> Document passage
The twin pillars of voting equality are ballot access and ballot integrity.  Nothing has so defined America’s mission, or marked our progress as a free people, as our efforts to extend the majesty of the ballot to all eligible voters.  And nothing undermines this goal more significantly than when the right to vote is diminished through fraud or deceit.  We protect the majesty of the ballot by respecting the sanctity of the law and the choices that representative legislatures make to secure the integrity of election day. Or so we thought.

Let’s look back to the last Presidential election.  As reported by The Washington Post in August 2016, liberal mega-donor George Soros funded a multimillion-dollar commitment to the top Democratic Party attorney to challenge “state restrictions that would be helpful up and down the ballot” for Democrats.

They tried to sue their way to electoral success then and they are trying to sue their way to electoral success now. This partisan gamesmanship undermines the point of free and fair elections—allowing the people to choose for ourselves our leaders.

> Given problem
Continue the passage on ballot access and ballot integrity, picking up right after its last sentence.

> Element boundary records
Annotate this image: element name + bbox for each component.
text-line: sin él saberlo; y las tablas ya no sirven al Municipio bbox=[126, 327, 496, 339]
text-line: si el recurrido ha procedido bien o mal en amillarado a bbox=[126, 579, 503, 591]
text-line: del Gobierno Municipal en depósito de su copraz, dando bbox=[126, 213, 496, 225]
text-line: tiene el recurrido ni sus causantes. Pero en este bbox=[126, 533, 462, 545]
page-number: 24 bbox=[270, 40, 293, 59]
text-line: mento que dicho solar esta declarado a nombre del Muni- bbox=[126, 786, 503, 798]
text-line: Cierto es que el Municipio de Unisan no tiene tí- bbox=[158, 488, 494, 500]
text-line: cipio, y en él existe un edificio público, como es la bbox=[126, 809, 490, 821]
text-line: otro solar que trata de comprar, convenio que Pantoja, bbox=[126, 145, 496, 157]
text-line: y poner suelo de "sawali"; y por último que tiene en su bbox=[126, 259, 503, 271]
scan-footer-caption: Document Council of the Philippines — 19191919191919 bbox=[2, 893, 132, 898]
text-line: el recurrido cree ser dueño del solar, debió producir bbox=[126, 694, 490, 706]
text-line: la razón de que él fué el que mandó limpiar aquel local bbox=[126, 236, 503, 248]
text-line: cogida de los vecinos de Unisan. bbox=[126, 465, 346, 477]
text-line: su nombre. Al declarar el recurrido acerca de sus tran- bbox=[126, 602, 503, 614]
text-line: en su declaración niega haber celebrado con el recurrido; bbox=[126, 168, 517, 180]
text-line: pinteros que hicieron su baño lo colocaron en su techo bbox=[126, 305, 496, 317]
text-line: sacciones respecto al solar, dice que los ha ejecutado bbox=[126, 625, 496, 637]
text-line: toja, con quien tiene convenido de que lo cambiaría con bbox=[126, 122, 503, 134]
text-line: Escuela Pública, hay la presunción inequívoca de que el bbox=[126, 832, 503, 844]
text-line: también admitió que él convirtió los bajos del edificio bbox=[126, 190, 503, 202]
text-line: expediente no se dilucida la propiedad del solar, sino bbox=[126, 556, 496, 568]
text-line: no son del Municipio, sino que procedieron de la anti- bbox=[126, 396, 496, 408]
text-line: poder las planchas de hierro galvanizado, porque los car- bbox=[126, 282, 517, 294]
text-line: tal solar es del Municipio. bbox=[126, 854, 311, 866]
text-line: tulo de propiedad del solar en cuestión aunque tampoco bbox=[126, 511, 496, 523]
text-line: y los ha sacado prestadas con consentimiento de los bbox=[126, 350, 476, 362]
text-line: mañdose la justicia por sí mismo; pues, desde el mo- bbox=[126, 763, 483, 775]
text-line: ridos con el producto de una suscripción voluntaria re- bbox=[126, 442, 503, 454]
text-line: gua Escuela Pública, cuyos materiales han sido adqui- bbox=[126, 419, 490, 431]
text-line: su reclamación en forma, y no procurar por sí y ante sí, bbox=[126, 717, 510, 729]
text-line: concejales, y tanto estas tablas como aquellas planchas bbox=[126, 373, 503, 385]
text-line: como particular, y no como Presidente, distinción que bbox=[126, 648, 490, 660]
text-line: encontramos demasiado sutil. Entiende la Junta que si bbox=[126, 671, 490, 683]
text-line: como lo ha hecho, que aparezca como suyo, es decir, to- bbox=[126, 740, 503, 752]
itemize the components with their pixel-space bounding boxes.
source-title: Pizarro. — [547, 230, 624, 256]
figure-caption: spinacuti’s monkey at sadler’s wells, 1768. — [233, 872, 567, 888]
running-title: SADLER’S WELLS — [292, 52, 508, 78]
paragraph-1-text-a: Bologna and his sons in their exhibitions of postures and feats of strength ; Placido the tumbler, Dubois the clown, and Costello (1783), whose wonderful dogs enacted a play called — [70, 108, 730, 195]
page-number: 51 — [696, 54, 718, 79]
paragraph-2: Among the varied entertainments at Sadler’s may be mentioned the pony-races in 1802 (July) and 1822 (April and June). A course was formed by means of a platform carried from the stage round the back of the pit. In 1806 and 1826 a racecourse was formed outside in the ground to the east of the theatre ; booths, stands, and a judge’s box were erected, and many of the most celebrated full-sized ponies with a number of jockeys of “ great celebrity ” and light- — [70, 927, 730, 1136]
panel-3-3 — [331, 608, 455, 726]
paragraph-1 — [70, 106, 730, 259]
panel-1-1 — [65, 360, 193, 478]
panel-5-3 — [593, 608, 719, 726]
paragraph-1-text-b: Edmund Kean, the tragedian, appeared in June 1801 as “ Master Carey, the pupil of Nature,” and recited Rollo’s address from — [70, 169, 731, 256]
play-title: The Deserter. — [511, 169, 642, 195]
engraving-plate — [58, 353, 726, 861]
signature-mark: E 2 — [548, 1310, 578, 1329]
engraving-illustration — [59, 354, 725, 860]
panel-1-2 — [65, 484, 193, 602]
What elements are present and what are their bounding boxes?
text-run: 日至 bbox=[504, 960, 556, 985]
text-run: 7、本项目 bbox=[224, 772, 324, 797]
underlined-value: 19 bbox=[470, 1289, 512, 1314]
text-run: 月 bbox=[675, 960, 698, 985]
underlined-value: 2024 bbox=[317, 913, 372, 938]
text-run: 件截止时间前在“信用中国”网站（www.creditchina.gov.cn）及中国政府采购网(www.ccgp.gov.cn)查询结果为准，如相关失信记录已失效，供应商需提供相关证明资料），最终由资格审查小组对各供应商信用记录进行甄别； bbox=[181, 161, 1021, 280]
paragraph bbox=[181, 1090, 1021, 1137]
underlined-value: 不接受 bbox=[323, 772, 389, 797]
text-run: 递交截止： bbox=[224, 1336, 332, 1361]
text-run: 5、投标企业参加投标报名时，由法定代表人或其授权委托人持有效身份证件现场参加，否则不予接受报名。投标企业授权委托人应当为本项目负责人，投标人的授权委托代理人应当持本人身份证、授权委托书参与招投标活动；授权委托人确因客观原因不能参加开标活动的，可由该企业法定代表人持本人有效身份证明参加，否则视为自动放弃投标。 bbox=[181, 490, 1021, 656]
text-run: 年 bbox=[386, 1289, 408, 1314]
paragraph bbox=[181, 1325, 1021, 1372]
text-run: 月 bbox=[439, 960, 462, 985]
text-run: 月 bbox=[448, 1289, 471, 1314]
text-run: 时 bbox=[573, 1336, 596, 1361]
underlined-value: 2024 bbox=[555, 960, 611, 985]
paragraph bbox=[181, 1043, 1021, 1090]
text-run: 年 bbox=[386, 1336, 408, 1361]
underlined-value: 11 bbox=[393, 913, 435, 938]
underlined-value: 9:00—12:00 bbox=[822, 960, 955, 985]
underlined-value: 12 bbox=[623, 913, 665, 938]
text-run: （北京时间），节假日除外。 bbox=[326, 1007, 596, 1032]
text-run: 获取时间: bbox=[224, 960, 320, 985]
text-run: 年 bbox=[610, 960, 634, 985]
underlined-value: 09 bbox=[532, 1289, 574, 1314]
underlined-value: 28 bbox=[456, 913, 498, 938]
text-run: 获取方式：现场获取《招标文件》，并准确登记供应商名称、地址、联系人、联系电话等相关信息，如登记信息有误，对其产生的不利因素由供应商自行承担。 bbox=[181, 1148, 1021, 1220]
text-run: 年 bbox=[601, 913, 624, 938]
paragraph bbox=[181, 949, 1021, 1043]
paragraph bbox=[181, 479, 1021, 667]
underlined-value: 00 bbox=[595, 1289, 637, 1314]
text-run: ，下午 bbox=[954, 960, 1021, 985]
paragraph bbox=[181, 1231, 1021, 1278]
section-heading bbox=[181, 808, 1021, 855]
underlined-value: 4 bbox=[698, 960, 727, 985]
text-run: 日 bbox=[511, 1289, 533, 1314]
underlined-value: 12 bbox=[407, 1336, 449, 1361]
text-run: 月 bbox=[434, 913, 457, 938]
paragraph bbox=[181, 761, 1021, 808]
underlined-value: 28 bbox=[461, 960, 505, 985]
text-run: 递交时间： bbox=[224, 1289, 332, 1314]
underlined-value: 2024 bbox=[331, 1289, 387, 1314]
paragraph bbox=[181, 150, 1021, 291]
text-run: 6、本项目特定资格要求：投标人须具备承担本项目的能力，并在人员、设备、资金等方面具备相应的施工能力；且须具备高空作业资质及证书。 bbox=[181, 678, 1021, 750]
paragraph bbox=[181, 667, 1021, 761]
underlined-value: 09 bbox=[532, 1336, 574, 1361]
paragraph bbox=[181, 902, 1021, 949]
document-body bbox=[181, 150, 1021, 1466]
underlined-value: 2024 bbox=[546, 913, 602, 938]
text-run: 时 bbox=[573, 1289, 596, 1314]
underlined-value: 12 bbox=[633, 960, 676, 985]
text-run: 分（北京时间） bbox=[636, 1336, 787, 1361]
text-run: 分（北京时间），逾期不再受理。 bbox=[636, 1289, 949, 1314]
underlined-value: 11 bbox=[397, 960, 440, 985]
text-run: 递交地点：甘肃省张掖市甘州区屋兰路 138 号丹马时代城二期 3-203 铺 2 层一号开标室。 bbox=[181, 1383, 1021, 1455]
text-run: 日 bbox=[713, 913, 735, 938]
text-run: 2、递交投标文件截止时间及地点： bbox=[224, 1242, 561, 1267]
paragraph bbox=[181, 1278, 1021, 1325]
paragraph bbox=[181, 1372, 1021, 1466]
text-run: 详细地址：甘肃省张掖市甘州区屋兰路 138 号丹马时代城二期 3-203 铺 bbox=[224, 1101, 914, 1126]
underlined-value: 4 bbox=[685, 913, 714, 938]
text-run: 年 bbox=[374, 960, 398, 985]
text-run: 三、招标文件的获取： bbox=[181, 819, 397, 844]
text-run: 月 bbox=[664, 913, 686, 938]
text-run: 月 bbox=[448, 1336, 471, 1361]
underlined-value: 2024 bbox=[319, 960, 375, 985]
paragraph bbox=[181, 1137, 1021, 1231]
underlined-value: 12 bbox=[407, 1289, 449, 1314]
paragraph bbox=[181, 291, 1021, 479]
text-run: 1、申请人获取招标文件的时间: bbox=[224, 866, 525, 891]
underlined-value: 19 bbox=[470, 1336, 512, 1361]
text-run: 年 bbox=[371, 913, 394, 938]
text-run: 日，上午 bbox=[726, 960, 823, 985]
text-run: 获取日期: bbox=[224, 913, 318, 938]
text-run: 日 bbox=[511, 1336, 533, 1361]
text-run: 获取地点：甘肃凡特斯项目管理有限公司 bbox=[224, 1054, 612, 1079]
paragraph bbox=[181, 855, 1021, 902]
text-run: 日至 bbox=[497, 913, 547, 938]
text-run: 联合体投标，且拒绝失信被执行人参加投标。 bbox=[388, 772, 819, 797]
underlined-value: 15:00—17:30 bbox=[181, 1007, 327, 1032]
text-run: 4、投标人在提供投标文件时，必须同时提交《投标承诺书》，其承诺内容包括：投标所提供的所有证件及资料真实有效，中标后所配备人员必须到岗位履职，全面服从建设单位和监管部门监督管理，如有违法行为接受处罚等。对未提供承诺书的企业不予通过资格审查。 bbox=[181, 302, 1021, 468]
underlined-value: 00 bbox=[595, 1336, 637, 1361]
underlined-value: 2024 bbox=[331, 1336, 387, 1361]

> Response to this exercise
In Nevada, for example, the Democratic National Committee filed a lawsuit this month asking the court to completely ignore state law on ballot harvesting (sending far-left activists door-to-door to collect ballots from people they have never previously met); asking the court to completely ignore state law on ballot signature validation; and asking the court to mail a ballot to registered voters who the State of Nevada knows no longer live at the registered address on file or, worse, has passed away.    

In short, the Democrats envision a system where every person – alive or dead, registered or not – is automatically mailed a ballot, where Democrat operatives go house-to-house, person-to-person collecting them, and there’s no secret ballot. They can ensure you “voted the right way” and they will deliver your ballot only if you voted for the Democrats.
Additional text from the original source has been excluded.